** start SOURCE DATA **
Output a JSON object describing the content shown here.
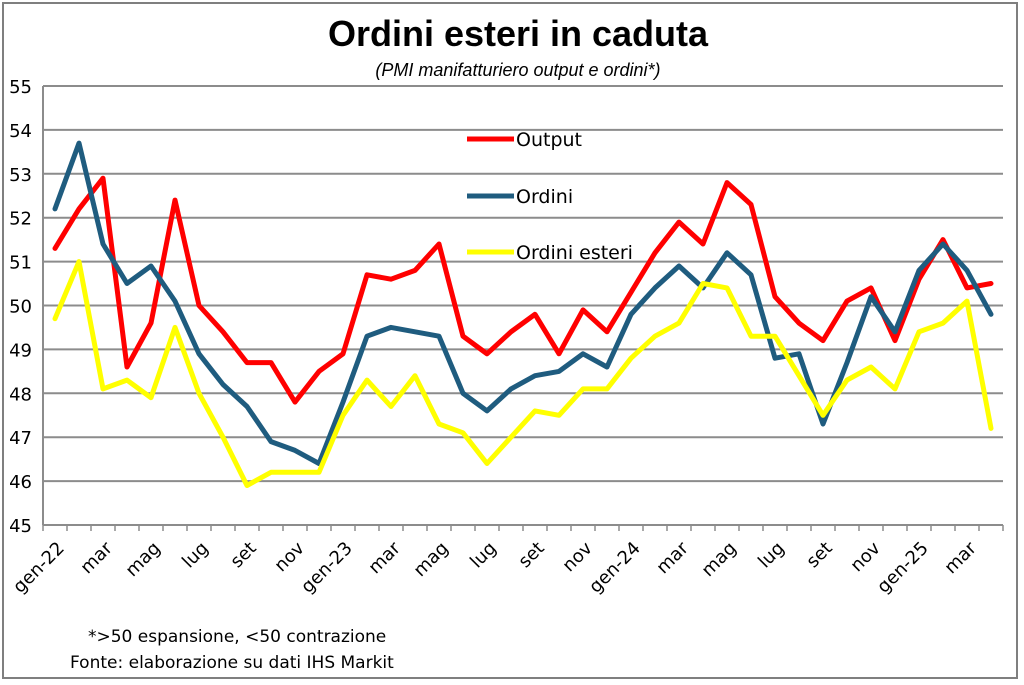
{
  "chart_data": {
    "type": "line",
    "title": "Ordini esteri in caduta",
    "subtitle": "(PMI manifatturiero output e ordini*)",
    "ylim": [
      45,
      55
    ],
    "yticks": [
      45,
      46,
      47,
      48,
      49,
      50,
      51,
      52,
      53,
      54,
      55
    ],
    "grid": true,
    "legend_position": "top-center",
    "x": [
      "gen-22",
      "feb-22",
      "mar",
      "apr-22",
      "mag",
      "giu-22",
      "lug",
      "ago-22",
      "set",
      "ott-22",
      "nov",
      "dic-22",
      "gen-23",
      "feb-23",
      "mar",
      "apr-23",
      "mag",
      "giu-23",
      "lug",
      "ago-23",
      "set",
      "ott-23",
      "nov",
      "dic-23",
      "gen-24",
      "feb-24",
      "mar",
      "apr-24",
      "mag",
      "giu-24",
      "lug",
      "ago-24",
      "set",
      "ott-24",
      "nov",
      "dic-24",
      "gen-25",
      "feb-25",
      "mar",
      "apr-25"
    ],
    "xtick_labels": [
      {
        "index": 0,
        "label": "gen-22"
      },
      {
        "index": 2,
        "label": "mar"
      },
      {
        "index": 4,
        "label": "mag"
      },
      {
        "index": 6,
        "label": "lug"
      },
      {
        "index": 8,
        "label": "set"
      },
      {
        "index": 10,
        "label": "nov"
      },
      {
        "index": 12,
        "label": "gen-23"
      },
      {
        "index": 14,
        "label": "mar"
      },
      {
        "index": 16,
        "label": "mag"
      },
      {
        "index": 18,
        "label": "lug"
      },
      {
        "index": 20,
        "label": "set"
      },
      {
        "index": 22,
        "label": "nov"
      },
      {
        "index": 24,
        "label": "gen-24"
      },
      {
        "index": 26,
        "label": "mar"
      },
      {
        "index": 28,
        "label": "mag"
      },
      {
        "index": 30,
        "label": "lug"
      },
      {
        "index": 32,
        "label": "set"
      },
      {
        "index": 34,
        "label": "nov"
      },
      {
        "index": 36,
        "label": "gen-25"
      },
      {
        "index": 38,
        "label": "mar"
      }
    ],
    "series": [
      {
        "name": "Output",
        "color": "#ff0000",
        "values": [
          51.3,
          52.2,
          52.9,
          48.6,
          49.6,
          52.4,
          50.0,
          49.4,
          48.7,
          48.7,
          47.8,
          48.5,
          48.9,
          50.7,
          50.6,
          50.8,
          51.4,
          49.3,
          48.9,
          49.4,
          49.8,
          48.9,
          49.9,
          49.4,
          50.3,
          51.2,
          51.9,
          51.4,
          52.8,
          52.3,
          50.2,
          49.6,
          49.2,
          50.1,
          50.4,
          49.2,
          50.6,
          51.5,
          50.4,
          50.5
        ]
      },
      {
        "name": "Ordini",
        "color": "#1f5c7f",
        "values": [
          52.2,
          53.7,
          51.4,
          50.5,
          50.9,
          50.1,
          48.9,
          48.2,
          47.7,
          46.9,
          46.7,
          46.4,
          47.8,
          49.3,
          49.5,
          49.4,
          49.3,
          48.0,
          47.6,
          48.1,
          48.4,
          48.5,
          48.9,
          48.6,
          49.8,
          50.4,
          50.9,
          50.4,
          51.2,
          50.7,
          48.8,
          48.9,
          47.3,
          48.7,
          50.2,
          49.4,
          50.8,
          51.4,
          50.8,
          49.8
        ]
      },
      {
        "name": "Ordini esteri",
        "color": "#ffff00",
        "values": [
          49.7,
          51.0,
          48.1,
          48.3,
          47.9,
          49.5,
          48.0,
          47.0,
          45.9,
          46.2,
          46.2,
          46.2,
          47.5,
          48.3,
          47.7,
          48.4,
          47.3,
          47.1,
          46.4,
          47.0,
          47.6,
          47.5,
          48.1,
          48.1,
          48.8,
          49.3,
          49.6,
          50.5,
          50.4,
          49.3,
          49.3,
          48.4,
          47.5,
          48.3,
          48.6,
          48.1,
          49.4,
          49.6,
          50.1,
          47.2
        ]
      }
    ],
    "notes": [
      "*>50 espansione, <50 contrazione",
      "Fonte: elaborazione su dati IHS Markit"
    ]
  }
}
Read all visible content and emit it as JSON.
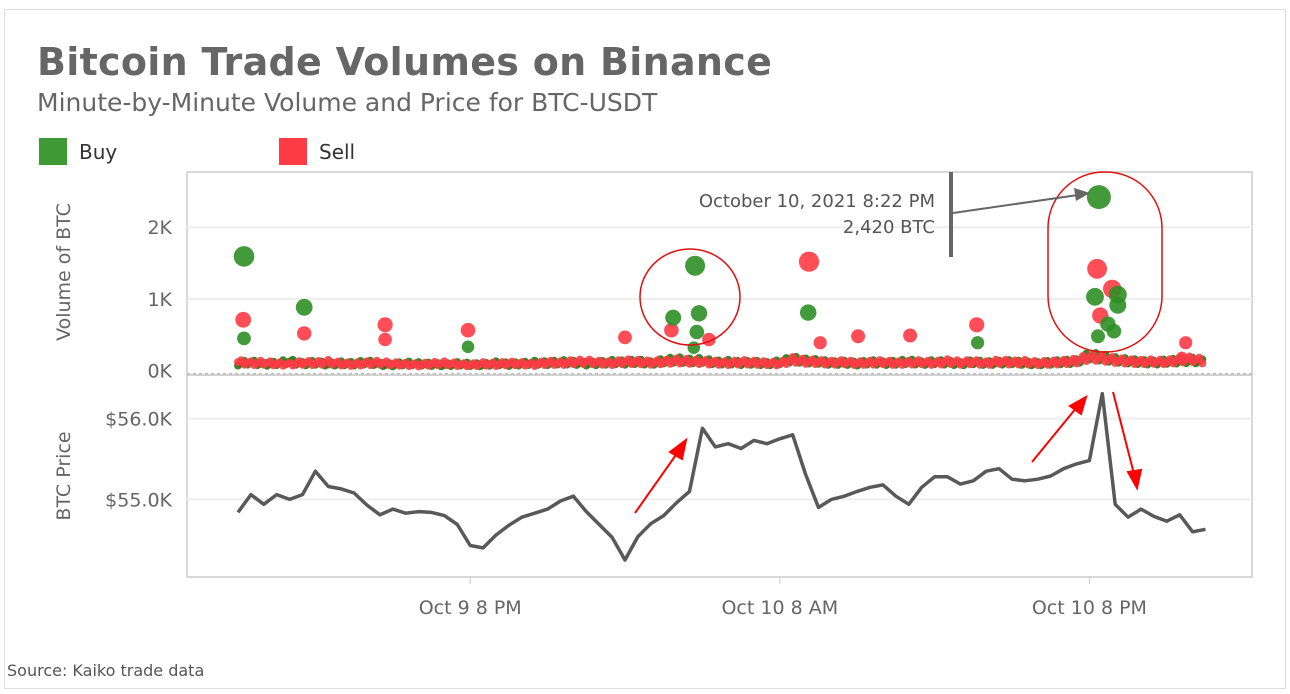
** end SOURCE DATA **
## [WHAT THIS TASK INVOLVES]
Of the lines above, copy each that contains "content".

## [REPLY]
Output a JSON object describing the content shown here.
Read all visible content and emit it as JSON.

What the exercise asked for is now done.